[RECORD EXTRACTS]:
□ □ □ □
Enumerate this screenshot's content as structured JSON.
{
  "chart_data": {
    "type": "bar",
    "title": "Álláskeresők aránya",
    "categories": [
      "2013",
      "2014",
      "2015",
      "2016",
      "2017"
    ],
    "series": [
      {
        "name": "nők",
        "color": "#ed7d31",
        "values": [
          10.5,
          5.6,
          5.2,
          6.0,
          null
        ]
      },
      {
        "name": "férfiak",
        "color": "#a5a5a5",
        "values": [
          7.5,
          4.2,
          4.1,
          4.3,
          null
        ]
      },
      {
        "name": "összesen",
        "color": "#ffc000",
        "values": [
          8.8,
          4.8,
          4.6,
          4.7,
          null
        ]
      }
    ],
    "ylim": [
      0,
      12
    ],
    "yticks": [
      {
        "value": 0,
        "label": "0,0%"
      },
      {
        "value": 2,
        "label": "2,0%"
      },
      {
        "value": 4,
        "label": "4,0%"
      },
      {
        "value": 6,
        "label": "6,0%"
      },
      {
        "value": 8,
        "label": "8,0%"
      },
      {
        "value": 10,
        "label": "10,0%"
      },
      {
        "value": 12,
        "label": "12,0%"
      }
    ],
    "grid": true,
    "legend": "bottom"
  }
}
□ □ □ □
Among the records above, how many lines carry the string "label"? Reply with the number alone.

[EXERCISE OUTPUT]:
7